(Dataset entries)

++++

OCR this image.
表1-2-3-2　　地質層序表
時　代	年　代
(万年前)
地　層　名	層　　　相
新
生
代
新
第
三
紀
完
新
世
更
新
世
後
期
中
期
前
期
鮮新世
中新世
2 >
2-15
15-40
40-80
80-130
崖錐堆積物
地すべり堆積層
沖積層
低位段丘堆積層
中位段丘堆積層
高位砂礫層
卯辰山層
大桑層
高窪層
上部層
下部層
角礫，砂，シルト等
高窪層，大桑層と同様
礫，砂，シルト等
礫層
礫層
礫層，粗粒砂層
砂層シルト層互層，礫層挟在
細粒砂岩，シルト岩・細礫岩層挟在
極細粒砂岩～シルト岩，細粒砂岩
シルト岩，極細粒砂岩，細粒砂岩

++++

**Requirement:** All of the entries must be written out exactly as they stand.

**Full answer:**
OCR this image.
表1-2-3-2　　地質層序表
時　代	年　代
(万年前)
地　層　名	層　　　相
新
生
代
新
第
三
紀
完
新
世
更
新
世
後
期
中
期
前
期
鮮新世
中新世
2 >
2-15
15-40
40-80
80-130
崖錐堆積物
地すべり堆積層
沖積層
低位段丘堆積層
中位段丘堆積層
高位砂礫層
卯辰山層
大桑層
高窪層
上部層
下部層
角礫，砂，シルト等
高窪層，大桑層と同様
礫，砂，シルト等
礫層
礫層
礫層，粗粒砂層
砂層シルト層互層，礫層挟在
細粒砂岩，シルト岩・細礫岩層挟在
極細粒砂岩～シルト岩，細粒砂岩
シルト岩，極細粒砂岩，細粒砂岩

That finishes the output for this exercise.